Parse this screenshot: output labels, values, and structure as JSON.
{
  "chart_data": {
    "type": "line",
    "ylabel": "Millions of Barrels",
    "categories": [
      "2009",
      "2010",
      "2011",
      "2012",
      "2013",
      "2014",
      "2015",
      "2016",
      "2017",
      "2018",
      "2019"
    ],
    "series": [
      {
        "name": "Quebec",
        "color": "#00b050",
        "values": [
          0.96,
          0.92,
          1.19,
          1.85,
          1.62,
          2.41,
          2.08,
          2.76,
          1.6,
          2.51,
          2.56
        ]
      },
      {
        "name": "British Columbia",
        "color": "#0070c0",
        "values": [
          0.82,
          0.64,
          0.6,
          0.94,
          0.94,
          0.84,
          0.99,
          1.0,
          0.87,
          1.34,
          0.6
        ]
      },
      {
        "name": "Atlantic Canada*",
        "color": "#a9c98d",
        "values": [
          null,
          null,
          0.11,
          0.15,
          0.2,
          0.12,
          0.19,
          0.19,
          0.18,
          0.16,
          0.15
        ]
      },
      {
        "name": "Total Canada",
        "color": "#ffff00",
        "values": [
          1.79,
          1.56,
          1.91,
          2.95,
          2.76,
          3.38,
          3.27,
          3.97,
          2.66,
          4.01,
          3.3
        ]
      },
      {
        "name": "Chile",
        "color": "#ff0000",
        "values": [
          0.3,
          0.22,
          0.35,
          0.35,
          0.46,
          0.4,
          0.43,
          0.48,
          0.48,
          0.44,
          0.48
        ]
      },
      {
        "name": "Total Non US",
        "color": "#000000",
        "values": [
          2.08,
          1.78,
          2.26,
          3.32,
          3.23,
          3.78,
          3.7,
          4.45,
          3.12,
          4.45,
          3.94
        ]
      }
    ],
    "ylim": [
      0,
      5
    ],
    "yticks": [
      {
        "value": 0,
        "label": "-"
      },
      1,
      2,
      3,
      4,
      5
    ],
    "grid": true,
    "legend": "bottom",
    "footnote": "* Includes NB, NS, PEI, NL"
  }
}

════

- _SHORT TASK_
Among the entries above, how many lines hold the word "Canada"? Reply with only that number.

- _FINAL RESULT_
2